Your instructions = Only lines with the string "стерлингов" matter here; gather them from the material below.

Given records =
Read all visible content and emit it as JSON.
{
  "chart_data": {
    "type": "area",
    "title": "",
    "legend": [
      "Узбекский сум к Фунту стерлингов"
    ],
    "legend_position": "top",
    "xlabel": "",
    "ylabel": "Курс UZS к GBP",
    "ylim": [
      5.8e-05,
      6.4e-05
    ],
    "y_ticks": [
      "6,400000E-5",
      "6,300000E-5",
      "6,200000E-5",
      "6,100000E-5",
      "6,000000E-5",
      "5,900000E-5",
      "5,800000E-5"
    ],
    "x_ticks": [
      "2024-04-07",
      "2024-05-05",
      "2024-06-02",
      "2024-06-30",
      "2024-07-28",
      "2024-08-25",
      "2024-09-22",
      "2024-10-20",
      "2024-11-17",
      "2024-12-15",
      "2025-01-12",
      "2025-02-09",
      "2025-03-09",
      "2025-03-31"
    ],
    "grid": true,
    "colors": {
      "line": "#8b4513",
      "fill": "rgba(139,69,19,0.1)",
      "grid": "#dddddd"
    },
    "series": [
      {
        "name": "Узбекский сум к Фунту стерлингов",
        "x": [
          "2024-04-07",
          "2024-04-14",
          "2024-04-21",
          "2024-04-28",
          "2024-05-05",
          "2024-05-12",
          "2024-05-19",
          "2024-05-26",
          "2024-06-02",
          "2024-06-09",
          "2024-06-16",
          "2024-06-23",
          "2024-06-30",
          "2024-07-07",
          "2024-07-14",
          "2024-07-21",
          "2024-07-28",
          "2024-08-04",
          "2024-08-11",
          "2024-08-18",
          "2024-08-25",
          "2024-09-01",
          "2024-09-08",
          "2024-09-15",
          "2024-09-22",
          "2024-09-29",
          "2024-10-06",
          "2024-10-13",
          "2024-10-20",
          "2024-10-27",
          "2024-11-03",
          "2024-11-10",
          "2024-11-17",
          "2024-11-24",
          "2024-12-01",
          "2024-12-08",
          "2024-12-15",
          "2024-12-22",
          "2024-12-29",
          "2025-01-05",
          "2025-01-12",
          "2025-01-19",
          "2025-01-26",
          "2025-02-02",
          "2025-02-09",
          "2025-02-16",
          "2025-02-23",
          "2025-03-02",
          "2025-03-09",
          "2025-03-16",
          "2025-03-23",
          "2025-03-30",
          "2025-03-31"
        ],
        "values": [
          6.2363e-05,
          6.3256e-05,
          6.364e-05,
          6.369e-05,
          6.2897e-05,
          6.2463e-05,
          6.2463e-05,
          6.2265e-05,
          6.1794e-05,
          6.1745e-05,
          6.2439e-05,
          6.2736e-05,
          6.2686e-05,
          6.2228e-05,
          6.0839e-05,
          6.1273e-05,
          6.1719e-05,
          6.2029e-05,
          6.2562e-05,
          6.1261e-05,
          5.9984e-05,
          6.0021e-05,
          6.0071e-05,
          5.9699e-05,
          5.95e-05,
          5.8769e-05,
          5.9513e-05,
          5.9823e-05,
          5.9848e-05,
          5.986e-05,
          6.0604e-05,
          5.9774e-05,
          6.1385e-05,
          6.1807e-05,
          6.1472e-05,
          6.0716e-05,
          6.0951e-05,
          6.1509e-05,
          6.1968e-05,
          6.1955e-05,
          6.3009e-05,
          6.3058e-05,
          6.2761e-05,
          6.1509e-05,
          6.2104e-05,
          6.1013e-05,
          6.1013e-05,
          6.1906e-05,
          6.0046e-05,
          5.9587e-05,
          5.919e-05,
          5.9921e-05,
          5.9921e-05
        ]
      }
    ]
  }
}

--

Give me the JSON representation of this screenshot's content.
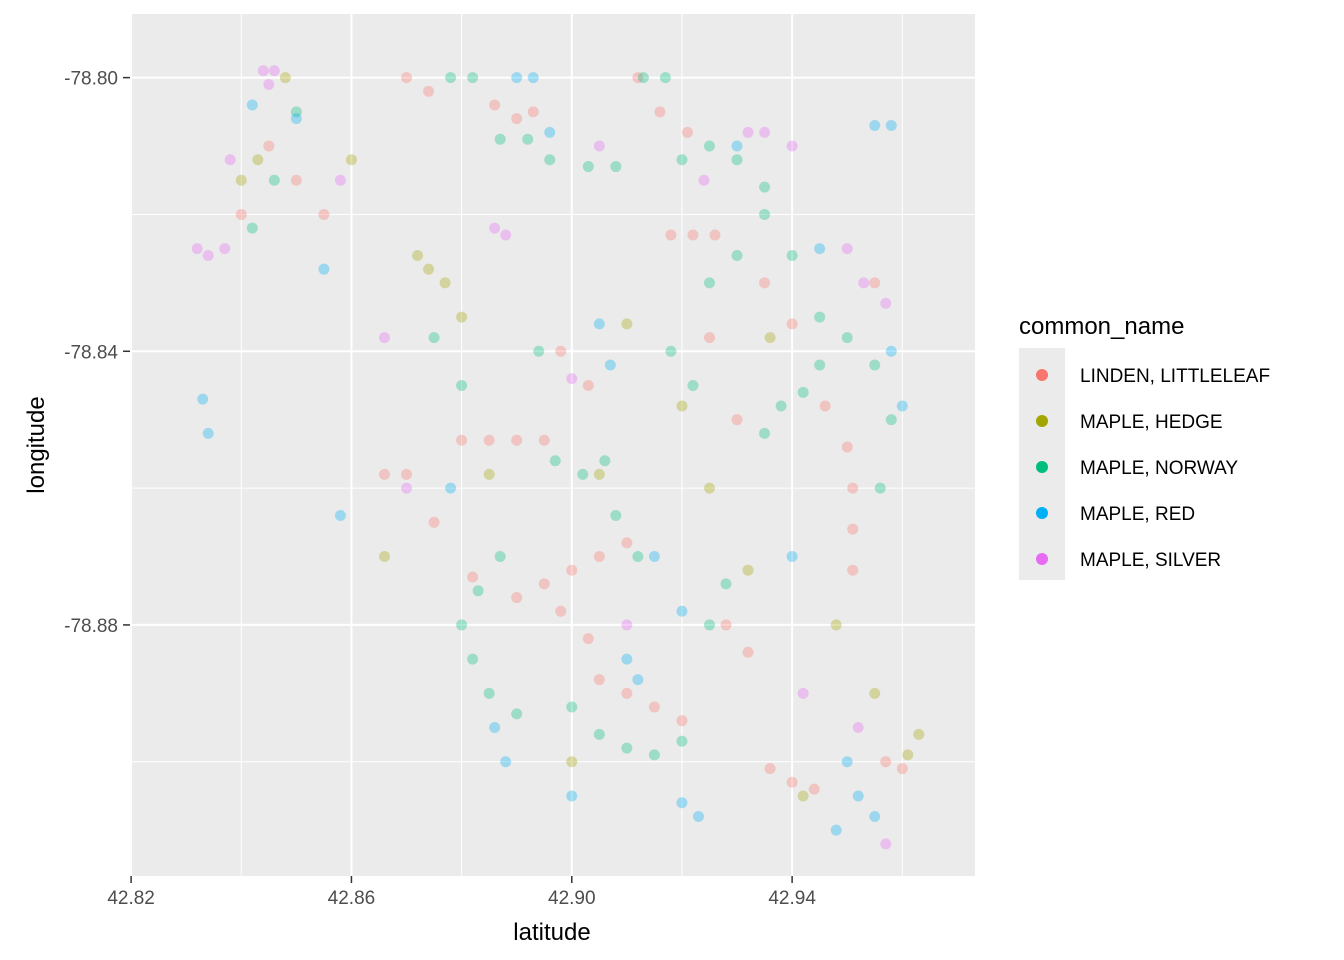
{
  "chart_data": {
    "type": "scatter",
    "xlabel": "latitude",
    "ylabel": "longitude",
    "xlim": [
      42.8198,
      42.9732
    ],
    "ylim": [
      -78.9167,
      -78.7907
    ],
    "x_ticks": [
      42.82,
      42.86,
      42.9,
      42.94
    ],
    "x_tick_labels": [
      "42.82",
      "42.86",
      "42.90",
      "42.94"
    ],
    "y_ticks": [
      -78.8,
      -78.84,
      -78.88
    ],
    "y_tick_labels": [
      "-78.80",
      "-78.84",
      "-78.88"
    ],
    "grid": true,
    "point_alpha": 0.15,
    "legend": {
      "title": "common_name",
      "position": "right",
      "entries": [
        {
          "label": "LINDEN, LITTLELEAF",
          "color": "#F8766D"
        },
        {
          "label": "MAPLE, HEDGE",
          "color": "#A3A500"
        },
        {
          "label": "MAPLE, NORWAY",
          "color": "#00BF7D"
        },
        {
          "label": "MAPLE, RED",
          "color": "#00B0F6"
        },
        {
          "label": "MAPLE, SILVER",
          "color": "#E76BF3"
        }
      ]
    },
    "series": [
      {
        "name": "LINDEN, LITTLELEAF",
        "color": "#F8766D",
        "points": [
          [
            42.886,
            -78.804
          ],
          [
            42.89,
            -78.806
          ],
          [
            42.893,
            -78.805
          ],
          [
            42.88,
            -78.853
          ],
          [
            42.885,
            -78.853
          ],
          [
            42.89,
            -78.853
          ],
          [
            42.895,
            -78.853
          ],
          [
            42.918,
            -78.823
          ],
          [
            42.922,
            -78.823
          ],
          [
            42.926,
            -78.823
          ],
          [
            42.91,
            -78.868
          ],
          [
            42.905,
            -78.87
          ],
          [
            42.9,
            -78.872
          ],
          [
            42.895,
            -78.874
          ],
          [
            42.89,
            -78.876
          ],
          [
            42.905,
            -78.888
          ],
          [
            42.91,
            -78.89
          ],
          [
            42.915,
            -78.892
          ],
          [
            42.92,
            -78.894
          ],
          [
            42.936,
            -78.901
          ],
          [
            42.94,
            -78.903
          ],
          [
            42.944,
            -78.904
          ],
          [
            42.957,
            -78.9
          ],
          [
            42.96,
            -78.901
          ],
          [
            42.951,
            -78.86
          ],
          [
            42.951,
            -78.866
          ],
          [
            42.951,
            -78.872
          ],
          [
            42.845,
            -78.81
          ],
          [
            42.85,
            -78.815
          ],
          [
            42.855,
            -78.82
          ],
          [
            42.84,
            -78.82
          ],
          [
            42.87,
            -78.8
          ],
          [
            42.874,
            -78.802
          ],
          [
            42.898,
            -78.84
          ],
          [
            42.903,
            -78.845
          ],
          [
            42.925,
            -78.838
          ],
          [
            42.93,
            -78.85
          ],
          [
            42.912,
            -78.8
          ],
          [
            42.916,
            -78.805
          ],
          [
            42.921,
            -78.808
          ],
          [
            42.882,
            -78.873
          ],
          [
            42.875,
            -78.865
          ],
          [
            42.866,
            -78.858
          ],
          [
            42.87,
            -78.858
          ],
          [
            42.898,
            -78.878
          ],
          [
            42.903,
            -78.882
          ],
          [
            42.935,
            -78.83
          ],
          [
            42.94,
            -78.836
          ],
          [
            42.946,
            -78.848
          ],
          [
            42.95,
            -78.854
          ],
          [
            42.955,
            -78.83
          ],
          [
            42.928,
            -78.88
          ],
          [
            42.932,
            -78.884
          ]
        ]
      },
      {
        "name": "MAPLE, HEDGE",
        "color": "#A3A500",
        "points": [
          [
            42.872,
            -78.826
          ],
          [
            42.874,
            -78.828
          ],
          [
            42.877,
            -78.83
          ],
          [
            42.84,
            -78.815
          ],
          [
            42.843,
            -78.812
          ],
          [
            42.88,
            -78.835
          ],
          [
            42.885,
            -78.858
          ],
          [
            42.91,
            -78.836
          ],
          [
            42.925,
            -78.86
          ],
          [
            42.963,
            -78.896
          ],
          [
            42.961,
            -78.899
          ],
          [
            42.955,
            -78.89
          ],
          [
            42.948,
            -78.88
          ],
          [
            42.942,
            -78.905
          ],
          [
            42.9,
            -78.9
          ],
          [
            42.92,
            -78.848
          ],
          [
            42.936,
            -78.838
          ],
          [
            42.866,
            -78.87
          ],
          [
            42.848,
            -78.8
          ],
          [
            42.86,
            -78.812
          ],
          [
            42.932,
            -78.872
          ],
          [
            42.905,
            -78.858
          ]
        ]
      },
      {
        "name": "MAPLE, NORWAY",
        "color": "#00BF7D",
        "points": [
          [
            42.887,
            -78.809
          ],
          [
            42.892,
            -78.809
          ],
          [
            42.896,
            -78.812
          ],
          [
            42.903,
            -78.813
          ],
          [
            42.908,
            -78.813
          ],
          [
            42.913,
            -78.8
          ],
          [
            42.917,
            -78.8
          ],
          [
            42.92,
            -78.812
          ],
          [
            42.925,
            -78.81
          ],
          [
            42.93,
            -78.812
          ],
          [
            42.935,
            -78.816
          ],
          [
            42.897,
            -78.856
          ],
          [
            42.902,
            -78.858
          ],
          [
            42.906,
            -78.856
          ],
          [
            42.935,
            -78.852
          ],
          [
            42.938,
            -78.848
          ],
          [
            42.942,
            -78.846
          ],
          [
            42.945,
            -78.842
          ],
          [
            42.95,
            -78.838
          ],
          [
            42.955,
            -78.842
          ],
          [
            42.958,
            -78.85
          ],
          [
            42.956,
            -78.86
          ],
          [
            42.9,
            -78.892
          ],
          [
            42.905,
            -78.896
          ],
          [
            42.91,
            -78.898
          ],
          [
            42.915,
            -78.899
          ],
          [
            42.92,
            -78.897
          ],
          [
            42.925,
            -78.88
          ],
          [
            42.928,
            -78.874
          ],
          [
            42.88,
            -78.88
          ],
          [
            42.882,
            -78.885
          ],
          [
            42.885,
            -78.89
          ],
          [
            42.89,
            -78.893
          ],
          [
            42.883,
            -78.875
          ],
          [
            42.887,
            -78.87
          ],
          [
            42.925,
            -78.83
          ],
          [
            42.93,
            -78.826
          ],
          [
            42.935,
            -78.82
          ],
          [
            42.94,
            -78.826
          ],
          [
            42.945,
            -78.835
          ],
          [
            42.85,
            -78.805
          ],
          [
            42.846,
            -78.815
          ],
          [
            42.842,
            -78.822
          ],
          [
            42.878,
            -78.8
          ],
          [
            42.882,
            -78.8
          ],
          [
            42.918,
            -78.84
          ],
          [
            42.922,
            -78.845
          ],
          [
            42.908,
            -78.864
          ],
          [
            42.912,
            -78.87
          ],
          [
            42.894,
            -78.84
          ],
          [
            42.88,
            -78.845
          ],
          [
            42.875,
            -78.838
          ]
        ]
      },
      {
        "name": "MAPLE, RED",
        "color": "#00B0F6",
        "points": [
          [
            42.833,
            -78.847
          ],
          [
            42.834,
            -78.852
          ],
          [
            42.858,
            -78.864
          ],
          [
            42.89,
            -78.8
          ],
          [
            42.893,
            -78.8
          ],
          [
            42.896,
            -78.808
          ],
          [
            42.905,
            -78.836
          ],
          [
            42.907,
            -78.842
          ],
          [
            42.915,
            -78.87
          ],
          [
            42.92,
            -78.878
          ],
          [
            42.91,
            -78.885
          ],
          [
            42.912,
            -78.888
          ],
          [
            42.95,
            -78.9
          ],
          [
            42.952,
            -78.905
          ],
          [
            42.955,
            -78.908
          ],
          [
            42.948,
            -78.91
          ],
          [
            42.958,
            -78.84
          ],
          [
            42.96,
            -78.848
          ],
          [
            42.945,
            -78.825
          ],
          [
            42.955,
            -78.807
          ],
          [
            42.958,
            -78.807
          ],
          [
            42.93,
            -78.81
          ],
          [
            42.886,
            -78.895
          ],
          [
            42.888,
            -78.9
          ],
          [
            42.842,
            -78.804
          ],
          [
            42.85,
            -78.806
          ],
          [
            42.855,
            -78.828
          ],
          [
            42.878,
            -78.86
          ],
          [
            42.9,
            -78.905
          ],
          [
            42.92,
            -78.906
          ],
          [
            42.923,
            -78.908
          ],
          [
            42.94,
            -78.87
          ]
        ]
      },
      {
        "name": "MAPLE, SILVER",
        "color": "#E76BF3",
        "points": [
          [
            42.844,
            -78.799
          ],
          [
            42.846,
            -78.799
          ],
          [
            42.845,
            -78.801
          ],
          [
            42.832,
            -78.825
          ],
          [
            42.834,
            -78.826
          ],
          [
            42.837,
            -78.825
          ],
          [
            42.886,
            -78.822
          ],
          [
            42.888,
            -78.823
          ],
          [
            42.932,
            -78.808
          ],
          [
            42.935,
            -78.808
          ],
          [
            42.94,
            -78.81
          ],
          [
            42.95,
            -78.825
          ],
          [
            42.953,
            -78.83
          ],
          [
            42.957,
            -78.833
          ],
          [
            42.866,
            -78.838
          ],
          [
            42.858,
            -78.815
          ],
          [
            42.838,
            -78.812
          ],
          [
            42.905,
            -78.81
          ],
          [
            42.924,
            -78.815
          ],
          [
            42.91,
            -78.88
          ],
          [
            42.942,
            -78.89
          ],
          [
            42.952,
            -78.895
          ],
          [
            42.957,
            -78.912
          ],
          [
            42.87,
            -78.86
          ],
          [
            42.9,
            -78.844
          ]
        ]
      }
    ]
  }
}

...

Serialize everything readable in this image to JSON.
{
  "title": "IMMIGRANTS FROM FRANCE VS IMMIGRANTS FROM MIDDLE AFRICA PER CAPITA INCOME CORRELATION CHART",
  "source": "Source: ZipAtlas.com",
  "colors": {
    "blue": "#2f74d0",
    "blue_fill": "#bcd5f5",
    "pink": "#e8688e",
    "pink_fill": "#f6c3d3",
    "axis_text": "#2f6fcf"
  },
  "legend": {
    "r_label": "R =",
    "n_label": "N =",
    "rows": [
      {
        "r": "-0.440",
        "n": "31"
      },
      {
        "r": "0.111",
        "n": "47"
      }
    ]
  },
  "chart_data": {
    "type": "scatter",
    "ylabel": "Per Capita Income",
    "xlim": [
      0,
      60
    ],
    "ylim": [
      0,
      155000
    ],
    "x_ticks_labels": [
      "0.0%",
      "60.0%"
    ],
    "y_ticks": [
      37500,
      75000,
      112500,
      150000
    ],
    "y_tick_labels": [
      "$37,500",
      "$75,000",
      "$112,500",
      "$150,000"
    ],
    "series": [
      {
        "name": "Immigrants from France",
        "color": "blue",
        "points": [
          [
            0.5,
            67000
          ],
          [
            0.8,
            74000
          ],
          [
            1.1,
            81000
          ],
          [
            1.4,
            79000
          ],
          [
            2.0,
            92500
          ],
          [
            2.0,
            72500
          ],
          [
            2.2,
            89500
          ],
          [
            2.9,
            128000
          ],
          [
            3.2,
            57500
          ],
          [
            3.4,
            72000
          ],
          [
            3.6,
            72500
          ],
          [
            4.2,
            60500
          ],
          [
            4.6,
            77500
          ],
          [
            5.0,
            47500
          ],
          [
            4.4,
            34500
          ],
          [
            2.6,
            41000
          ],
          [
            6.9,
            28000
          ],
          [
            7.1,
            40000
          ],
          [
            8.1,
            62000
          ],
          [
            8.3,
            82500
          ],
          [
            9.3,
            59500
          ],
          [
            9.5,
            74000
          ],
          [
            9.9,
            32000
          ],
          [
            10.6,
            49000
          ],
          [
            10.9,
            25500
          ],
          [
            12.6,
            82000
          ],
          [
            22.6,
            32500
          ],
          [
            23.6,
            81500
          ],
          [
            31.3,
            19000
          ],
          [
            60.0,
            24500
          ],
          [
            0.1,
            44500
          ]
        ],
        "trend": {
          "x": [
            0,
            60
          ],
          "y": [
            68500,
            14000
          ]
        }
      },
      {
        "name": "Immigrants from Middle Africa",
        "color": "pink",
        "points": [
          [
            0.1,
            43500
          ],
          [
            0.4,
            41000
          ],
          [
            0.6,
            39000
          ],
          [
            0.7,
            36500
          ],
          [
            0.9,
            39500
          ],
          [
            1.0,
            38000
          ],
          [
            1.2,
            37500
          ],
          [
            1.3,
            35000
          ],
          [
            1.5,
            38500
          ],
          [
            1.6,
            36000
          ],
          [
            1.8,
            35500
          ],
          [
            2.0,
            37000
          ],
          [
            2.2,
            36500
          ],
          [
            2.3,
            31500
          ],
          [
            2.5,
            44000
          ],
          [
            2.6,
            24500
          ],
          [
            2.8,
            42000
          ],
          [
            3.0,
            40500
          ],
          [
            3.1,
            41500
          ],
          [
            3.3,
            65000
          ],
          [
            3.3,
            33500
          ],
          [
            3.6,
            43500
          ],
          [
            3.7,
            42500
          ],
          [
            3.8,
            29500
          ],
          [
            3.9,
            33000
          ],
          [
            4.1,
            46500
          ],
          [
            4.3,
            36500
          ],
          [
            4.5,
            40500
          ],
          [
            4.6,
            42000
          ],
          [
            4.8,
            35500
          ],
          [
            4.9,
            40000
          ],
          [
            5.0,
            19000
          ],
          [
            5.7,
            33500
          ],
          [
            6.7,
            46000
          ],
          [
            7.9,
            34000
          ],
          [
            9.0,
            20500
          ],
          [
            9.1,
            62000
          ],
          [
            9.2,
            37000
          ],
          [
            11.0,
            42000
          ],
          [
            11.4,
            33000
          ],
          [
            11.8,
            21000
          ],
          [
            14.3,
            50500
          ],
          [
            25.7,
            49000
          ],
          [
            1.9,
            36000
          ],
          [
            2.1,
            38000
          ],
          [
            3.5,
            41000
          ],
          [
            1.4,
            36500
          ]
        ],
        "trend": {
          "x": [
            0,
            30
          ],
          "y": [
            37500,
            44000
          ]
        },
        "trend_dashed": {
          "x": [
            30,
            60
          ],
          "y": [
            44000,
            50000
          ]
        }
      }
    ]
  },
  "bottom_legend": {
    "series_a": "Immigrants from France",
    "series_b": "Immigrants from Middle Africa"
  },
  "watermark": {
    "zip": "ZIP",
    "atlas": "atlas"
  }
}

Exercise result =
      "Узбекский сум к Фунту стерлингов"
        "name": "Узбекский сум к Фунту стерлингов",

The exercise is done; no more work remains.